Given problem
Copy out each line of the material in which the word "assister" appears.

Begin Input

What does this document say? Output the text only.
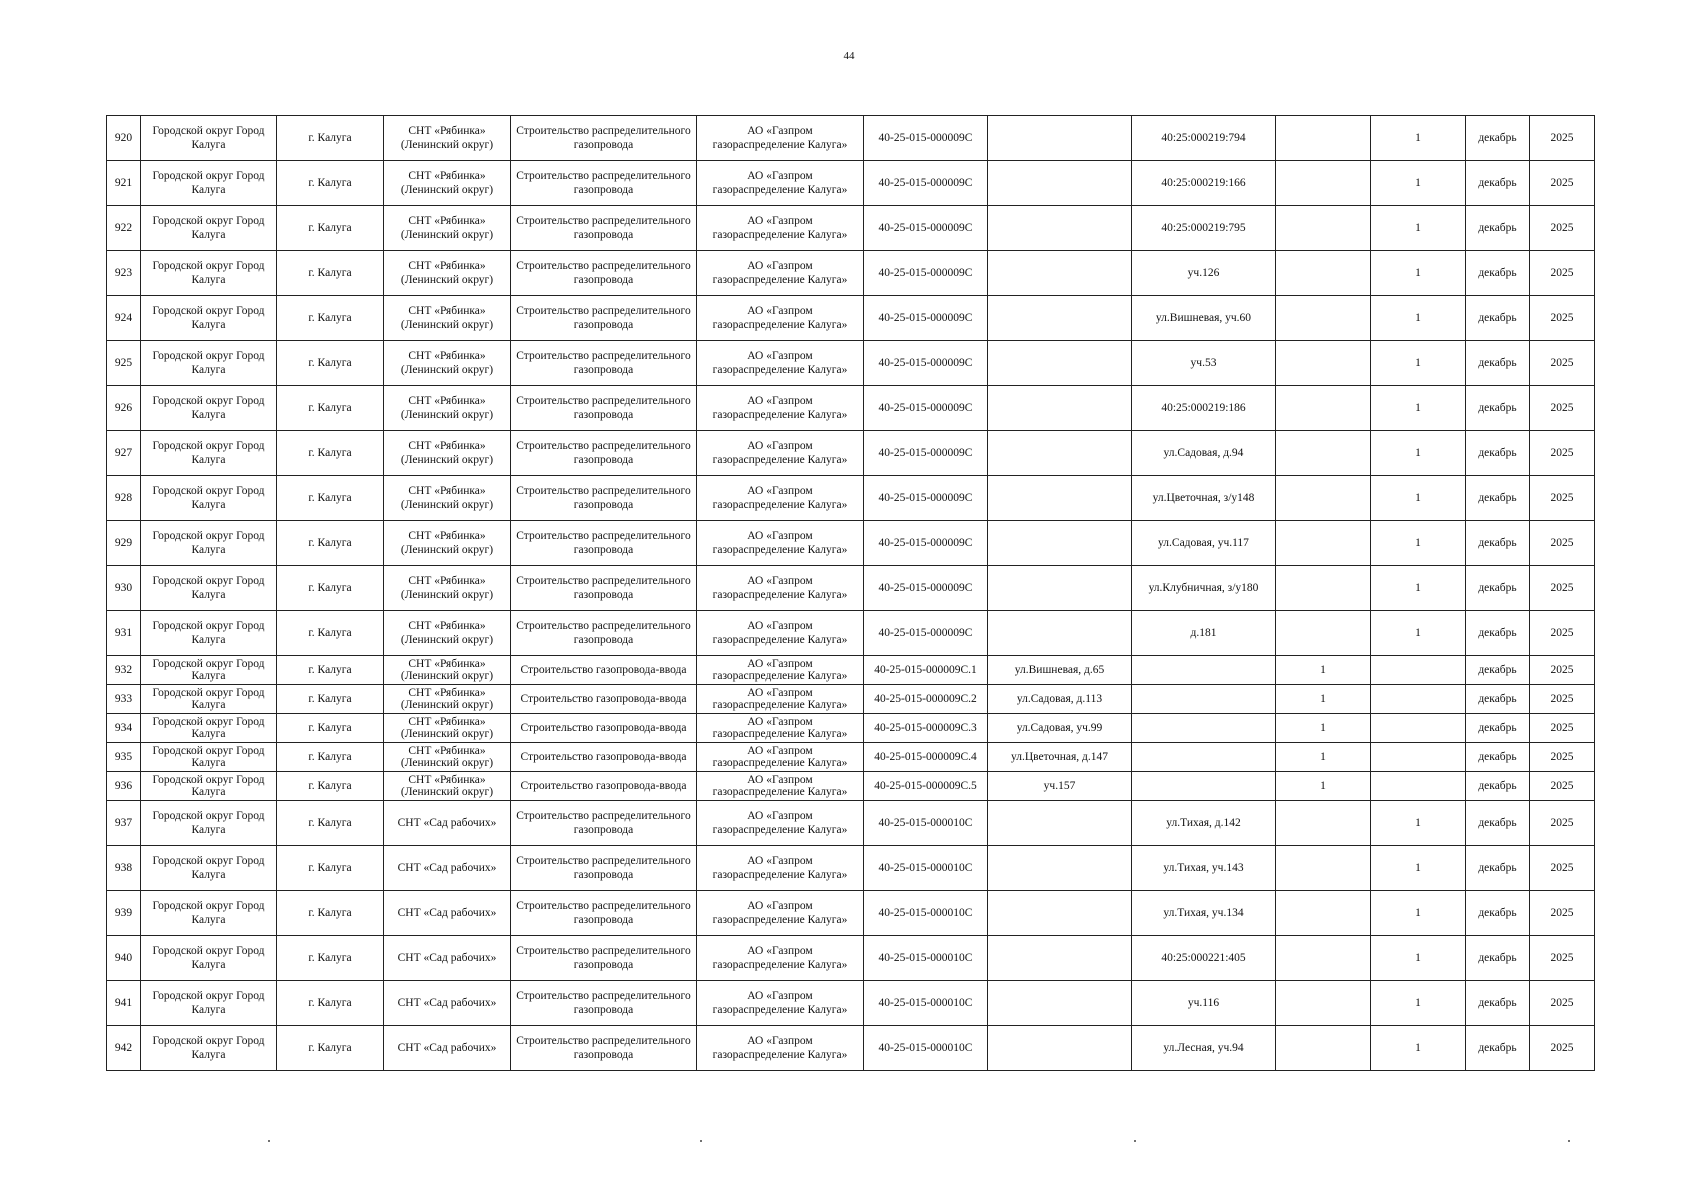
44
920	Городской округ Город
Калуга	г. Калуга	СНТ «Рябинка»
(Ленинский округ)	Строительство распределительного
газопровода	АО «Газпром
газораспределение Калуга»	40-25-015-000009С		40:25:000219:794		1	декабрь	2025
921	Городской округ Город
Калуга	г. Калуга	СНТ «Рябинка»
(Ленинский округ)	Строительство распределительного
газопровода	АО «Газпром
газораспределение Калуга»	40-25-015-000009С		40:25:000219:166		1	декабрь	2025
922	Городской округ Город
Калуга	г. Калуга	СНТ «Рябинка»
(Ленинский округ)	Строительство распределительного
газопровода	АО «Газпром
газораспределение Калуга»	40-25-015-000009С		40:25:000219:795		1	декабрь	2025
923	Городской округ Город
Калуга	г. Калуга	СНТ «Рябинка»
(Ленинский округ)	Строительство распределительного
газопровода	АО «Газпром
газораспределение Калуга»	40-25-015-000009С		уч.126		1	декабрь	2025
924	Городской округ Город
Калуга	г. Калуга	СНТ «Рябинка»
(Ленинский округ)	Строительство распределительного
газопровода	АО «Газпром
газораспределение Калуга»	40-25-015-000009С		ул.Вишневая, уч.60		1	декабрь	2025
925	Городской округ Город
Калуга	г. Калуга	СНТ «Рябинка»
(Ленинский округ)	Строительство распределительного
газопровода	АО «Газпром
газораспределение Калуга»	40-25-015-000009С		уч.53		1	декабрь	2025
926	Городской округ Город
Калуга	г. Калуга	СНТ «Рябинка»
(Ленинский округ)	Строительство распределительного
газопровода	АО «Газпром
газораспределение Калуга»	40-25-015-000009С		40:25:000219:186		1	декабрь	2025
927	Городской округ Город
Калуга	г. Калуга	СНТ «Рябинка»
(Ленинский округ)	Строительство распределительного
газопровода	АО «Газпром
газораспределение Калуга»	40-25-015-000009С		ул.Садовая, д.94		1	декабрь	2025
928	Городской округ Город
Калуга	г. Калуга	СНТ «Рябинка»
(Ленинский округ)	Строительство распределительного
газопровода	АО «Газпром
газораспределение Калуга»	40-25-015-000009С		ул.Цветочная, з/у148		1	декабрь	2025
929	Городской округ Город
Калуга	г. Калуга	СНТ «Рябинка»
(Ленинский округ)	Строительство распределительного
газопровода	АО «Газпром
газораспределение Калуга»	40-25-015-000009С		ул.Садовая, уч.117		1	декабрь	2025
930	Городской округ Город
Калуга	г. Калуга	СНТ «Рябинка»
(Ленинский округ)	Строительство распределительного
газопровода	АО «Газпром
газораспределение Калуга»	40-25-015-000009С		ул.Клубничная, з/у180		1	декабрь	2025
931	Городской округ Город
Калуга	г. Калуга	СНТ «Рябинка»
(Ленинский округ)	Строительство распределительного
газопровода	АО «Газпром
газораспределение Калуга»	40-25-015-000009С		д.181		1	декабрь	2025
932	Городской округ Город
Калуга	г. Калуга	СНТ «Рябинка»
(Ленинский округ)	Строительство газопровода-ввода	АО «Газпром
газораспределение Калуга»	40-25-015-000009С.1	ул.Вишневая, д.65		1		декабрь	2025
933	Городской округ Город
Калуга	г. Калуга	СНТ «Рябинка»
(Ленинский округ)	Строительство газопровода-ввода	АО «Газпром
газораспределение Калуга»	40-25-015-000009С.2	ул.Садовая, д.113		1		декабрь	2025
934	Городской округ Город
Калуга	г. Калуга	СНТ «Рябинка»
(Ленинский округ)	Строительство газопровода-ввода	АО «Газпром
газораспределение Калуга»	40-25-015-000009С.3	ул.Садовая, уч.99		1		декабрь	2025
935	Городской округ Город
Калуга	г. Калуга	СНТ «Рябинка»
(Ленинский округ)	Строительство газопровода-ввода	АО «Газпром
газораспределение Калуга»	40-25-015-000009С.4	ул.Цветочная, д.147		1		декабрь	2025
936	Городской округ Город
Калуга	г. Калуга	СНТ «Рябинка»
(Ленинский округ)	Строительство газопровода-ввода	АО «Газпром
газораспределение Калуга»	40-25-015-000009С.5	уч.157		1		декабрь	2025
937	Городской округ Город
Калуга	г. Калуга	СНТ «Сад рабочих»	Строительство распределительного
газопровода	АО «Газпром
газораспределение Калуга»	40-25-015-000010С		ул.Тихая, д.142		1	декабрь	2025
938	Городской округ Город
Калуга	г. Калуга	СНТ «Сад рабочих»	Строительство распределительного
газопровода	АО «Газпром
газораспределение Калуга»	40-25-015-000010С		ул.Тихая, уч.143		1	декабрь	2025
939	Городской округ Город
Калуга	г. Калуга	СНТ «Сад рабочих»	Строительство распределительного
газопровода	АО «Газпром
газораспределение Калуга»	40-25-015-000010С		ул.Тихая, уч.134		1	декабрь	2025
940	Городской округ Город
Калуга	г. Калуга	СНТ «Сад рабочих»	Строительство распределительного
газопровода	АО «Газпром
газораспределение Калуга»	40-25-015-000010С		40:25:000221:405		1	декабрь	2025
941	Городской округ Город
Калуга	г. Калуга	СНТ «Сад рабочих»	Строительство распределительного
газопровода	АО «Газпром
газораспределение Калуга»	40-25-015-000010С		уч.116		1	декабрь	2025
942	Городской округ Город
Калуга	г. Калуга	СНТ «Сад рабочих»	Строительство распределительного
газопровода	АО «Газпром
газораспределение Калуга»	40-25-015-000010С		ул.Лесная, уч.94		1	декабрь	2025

End Input
Begin Input

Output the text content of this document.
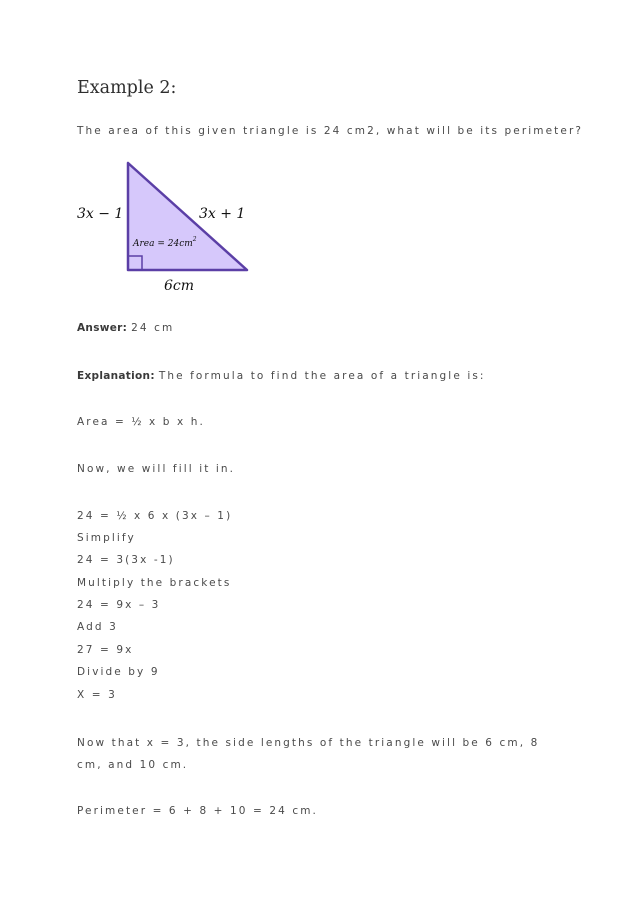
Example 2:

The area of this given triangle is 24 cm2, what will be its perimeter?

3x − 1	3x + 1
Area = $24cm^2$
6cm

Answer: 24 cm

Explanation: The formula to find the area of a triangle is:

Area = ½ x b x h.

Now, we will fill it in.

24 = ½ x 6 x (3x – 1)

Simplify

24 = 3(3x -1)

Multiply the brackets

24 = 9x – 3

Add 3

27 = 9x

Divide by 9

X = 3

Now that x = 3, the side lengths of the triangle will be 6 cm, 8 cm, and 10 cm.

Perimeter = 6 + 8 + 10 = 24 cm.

End Input
Begin Input

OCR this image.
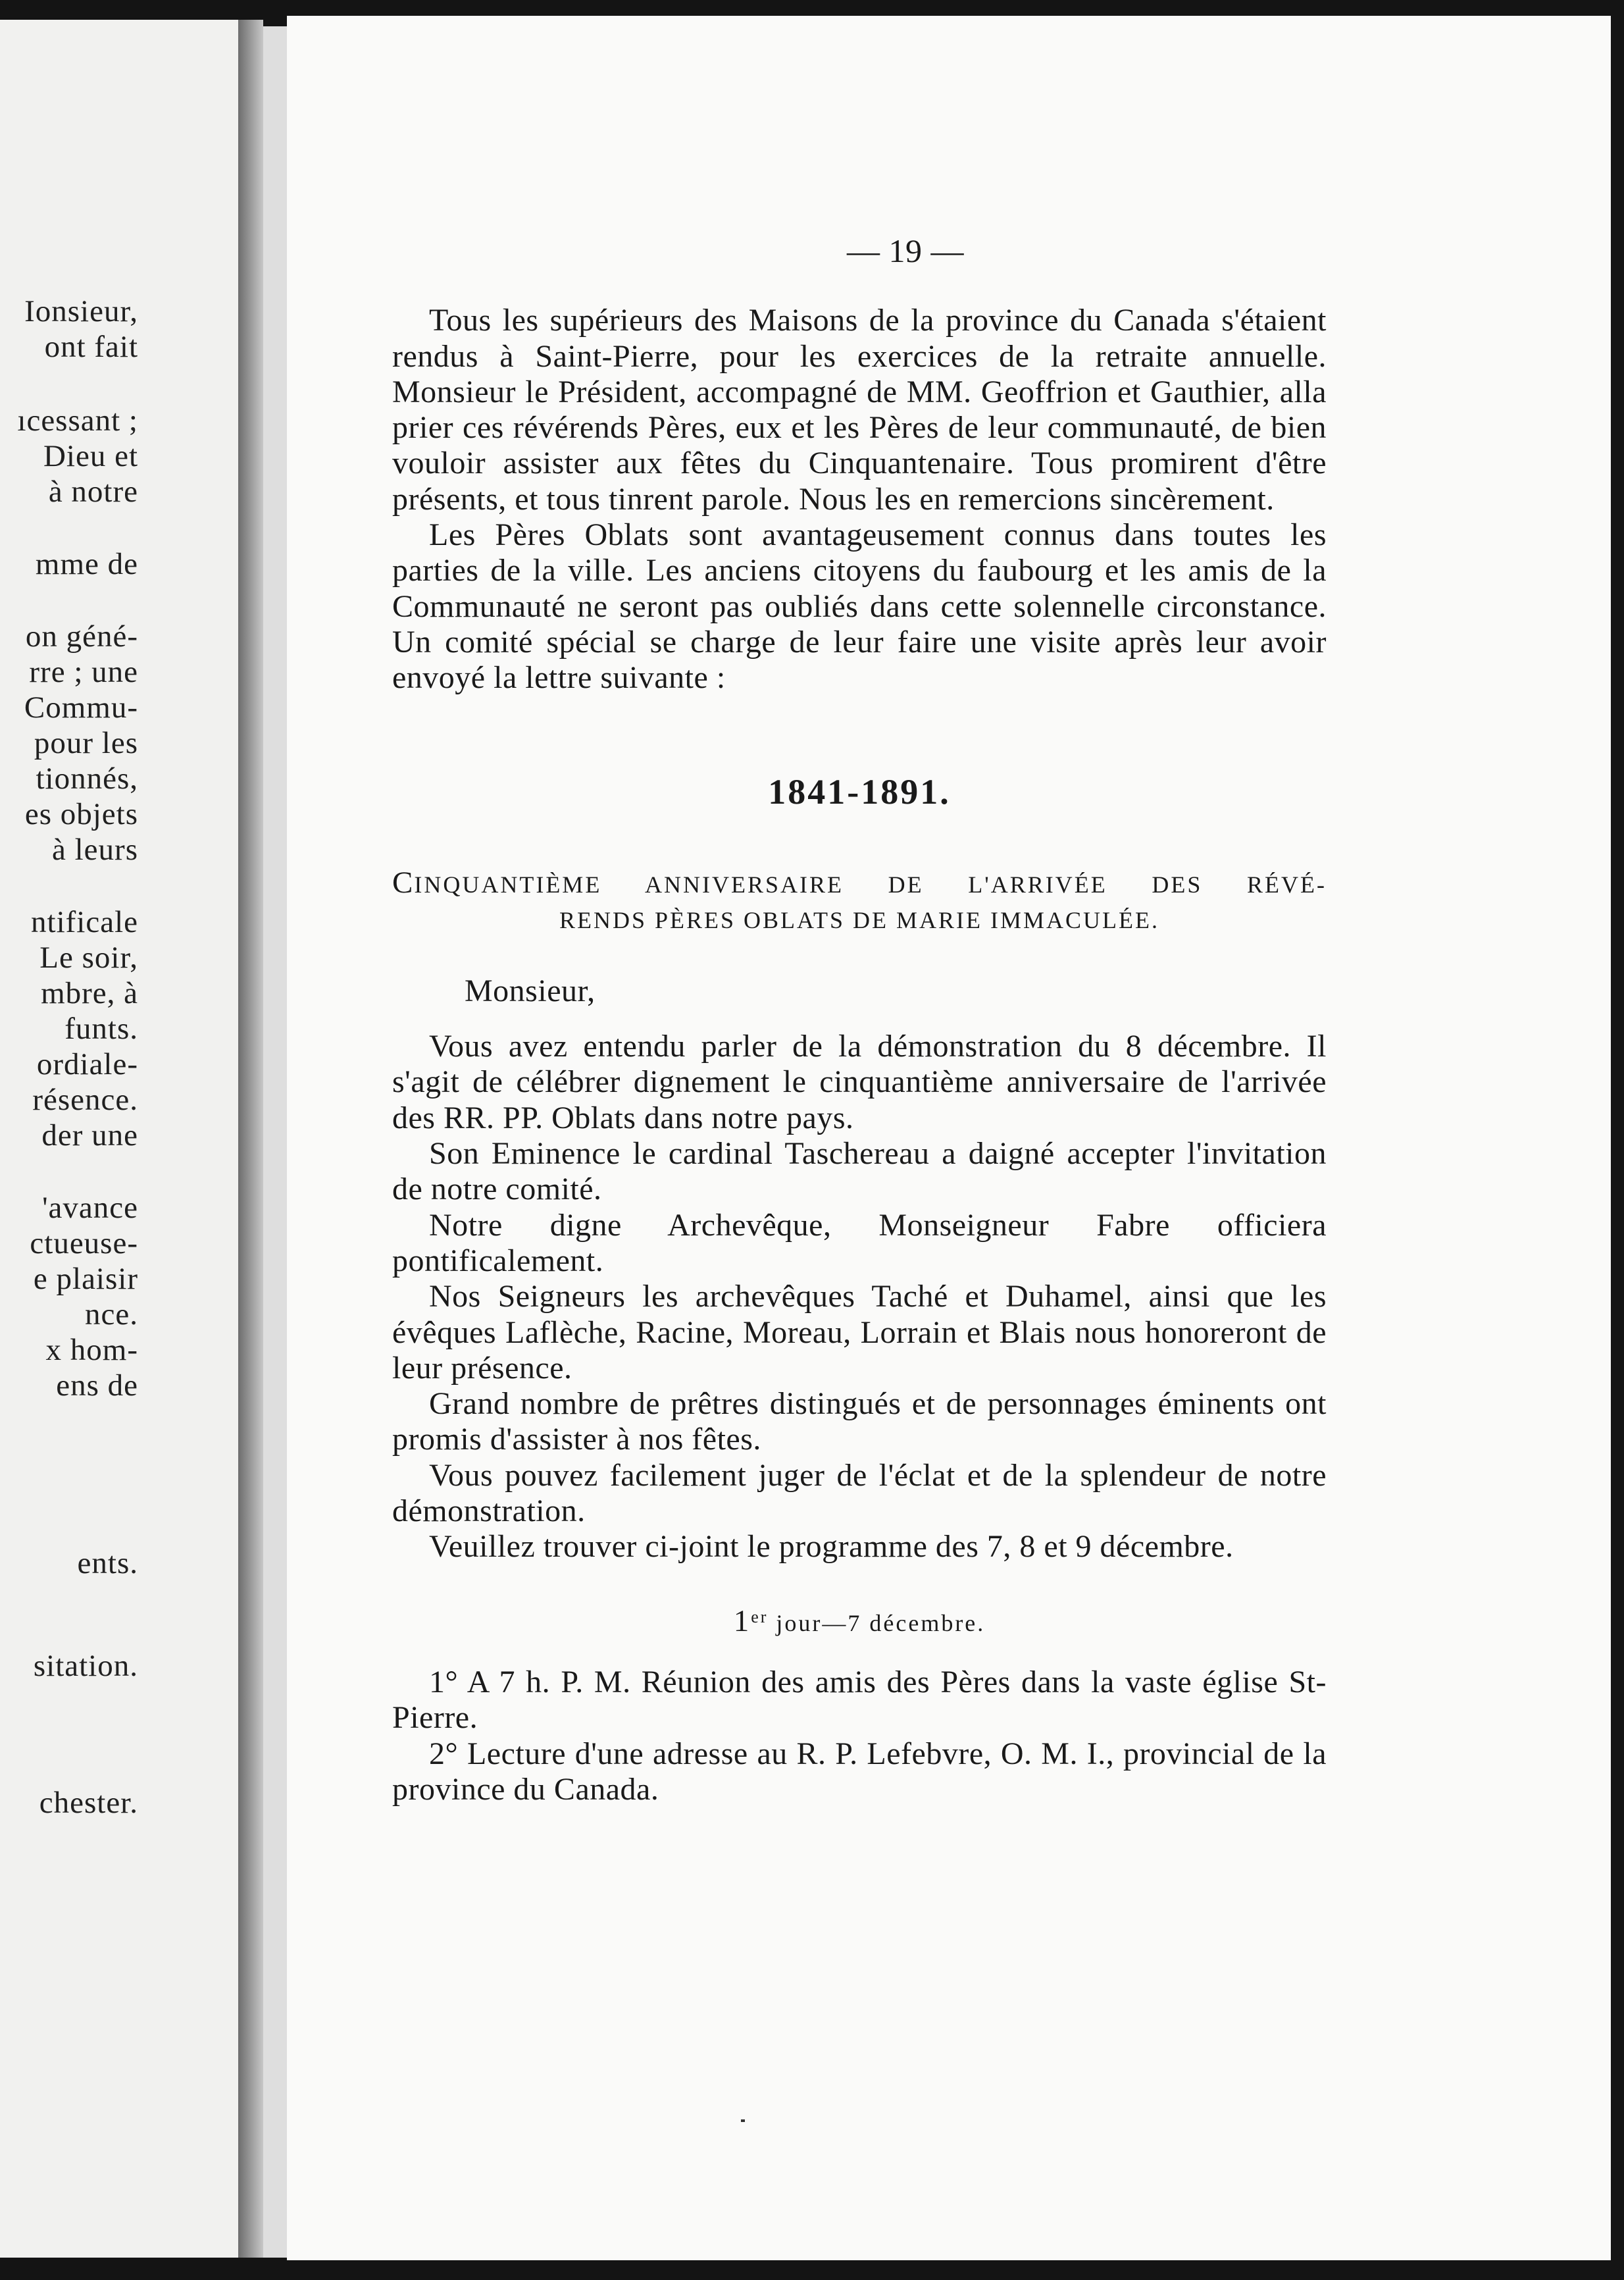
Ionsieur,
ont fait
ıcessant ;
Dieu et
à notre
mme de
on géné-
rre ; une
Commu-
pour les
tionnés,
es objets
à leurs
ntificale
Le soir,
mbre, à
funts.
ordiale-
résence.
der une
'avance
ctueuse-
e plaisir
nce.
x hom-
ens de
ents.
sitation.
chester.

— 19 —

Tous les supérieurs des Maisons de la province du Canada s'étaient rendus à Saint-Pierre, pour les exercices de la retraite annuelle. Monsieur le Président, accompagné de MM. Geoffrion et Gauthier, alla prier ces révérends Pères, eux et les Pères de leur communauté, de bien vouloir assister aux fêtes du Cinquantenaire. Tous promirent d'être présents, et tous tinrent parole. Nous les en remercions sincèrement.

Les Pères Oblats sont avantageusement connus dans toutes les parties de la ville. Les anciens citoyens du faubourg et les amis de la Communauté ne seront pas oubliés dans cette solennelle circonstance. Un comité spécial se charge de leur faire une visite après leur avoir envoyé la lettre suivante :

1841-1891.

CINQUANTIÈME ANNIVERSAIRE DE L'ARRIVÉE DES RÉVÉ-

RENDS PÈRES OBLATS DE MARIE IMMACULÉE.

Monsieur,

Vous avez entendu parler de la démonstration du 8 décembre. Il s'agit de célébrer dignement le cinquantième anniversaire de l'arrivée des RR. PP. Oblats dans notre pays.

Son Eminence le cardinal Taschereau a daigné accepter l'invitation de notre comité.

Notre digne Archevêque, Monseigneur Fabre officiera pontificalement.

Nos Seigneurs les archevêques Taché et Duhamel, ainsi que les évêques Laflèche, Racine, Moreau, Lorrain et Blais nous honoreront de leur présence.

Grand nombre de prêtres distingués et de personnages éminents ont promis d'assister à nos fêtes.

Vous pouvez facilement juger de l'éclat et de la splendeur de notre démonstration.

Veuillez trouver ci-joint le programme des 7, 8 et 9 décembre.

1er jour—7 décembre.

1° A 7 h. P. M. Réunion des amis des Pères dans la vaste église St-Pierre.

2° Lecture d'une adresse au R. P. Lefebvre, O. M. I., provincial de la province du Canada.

End Input

Written response
Tous les supérieurs des Maisons de la province du Canada s'étaient rendus à Saint-Pierre, pour les exercices de la retraite annuelle. Monsieur le Président, accompagné de MM. Geoffrion et Gauthier, alla prier ces révérends Pères, eux et les Pères de leur communauté, de bien vouloir assister aux fêtes du Cinquantenaire. Tous promirent d'être présents, et tous tinrent parole. Nous les en remercions sincèrement.
Grand nombre de prêtres distingués et de personnages éminents ont promis d'assister à nos fêtes.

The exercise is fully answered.